-- Begin Exercise inputs --

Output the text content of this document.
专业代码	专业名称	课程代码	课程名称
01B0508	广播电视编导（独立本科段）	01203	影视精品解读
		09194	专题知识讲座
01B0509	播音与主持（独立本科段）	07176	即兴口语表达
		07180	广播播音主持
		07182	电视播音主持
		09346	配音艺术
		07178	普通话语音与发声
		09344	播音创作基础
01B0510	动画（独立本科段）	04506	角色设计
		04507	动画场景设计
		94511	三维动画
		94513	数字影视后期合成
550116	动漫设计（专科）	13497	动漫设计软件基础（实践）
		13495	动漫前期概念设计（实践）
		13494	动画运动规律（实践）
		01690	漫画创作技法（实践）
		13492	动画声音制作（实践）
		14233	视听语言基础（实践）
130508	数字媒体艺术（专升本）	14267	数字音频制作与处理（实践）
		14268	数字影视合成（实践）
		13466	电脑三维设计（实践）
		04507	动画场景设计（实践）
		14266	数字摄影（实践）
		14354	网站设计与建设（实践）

-- End Exercise inputs --
-- Begin Exercise inputs --

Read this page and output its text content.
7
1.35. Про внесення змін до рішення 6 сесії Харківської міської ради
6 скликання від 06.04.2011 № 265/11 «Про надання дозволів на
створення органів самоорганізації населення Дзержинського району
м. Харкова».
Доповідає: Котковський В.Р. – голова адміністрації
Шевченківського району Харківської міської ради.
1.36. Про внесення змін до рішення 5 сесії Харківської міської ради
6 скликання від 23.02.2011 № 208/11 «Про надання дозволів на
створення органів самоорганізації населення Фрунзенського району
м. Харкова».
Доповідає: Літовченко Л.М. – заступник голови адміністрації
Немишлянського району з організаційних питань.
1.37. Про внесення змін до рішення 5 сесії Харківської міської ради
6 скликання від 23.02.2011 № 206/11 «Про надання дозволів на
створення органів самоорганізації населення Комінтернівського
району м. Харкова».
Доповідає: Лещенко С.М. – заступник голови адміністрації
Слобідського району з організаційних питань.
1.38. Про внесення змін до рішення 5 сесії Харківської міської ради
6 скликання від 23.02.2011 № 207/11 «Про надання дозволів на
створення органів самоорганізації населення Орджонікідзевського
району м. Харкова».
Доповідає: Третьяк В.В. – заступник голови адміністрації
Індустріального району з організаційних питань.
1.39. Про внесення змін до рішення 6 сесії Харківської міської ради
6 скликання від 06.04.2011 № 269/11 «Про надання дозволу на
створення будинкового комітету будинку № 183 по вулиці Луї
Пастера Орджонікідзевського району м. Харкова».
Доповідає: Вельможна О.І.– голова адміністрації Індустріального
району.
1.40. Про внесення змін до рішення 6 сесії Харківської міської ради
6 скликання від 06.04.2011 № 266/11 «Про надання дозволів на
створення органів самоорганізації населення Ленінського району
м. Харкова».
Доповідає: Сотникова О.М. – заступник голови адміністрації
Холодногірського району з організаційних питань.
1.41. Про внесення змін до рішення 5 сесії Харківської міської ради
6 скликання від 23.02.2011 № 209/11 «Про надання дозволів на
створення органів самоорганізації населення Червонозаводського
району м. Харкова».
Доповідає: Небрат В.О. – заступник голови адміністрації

-- End Exercise inputs --
-- Begin Exercise inputs --

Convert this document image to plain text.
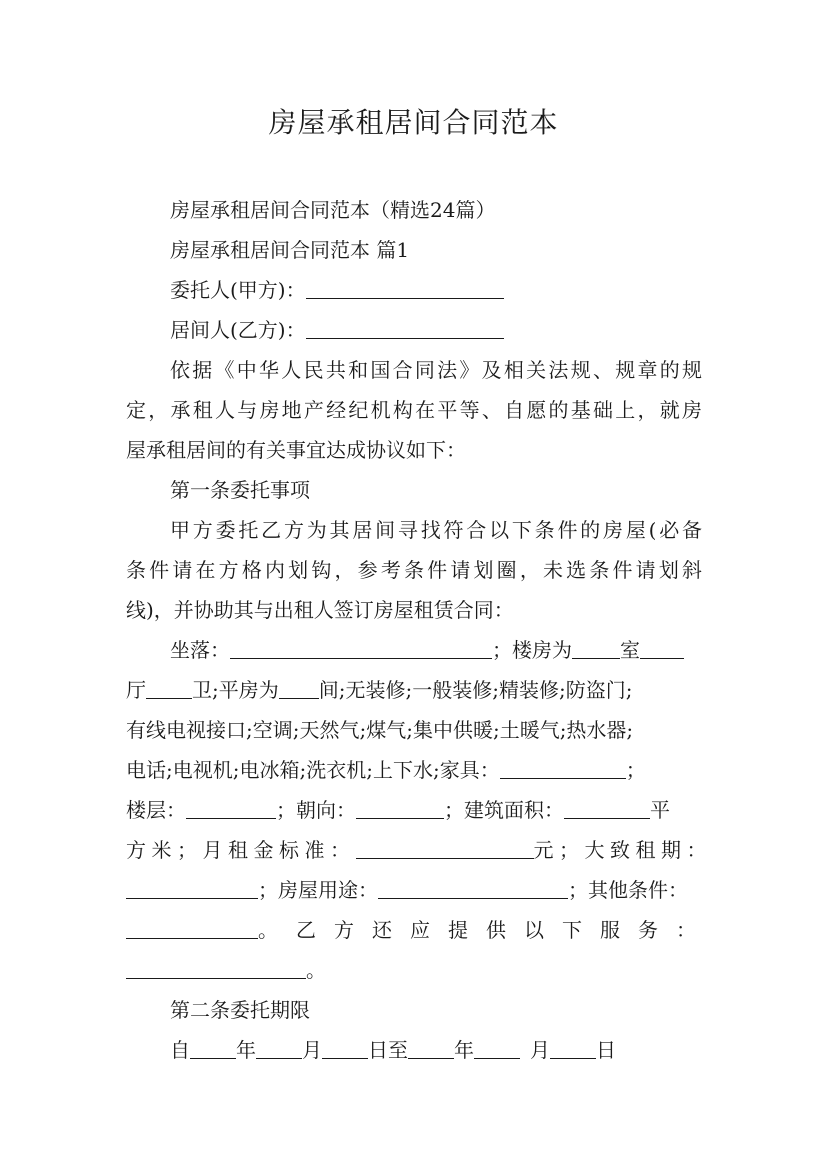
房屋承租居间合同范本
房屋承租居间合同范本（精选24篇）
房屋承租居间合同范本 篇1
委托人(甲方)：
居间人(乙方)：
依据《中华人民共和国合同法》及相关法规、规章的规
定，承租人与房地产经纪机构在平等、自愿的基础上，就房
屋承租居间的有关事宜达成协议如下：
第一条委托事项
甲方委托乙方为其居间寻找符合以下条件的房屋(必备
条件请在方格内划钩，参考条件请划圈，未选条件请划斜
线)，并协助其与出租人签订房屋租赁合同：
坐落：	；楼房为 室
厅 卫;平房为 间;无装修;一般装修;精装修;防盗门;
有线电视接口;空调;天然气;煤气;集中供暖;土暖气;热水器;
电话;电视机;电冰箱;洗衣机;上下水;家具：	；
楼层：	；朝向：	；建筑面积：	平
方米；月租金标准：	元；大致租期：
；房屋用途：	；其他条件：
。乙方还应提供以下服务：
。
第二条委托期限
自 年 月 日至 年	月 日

-- End Exercise inputs --

◆ **Your instructions**
Go through the listing above and list every line that has the word "房屋承租居间合同范本".

◆ **Problem solution**
房屋承租居间合同范本
房屋承租居间合同范本（精选24篇）
房屋承租居间合同范本 篇1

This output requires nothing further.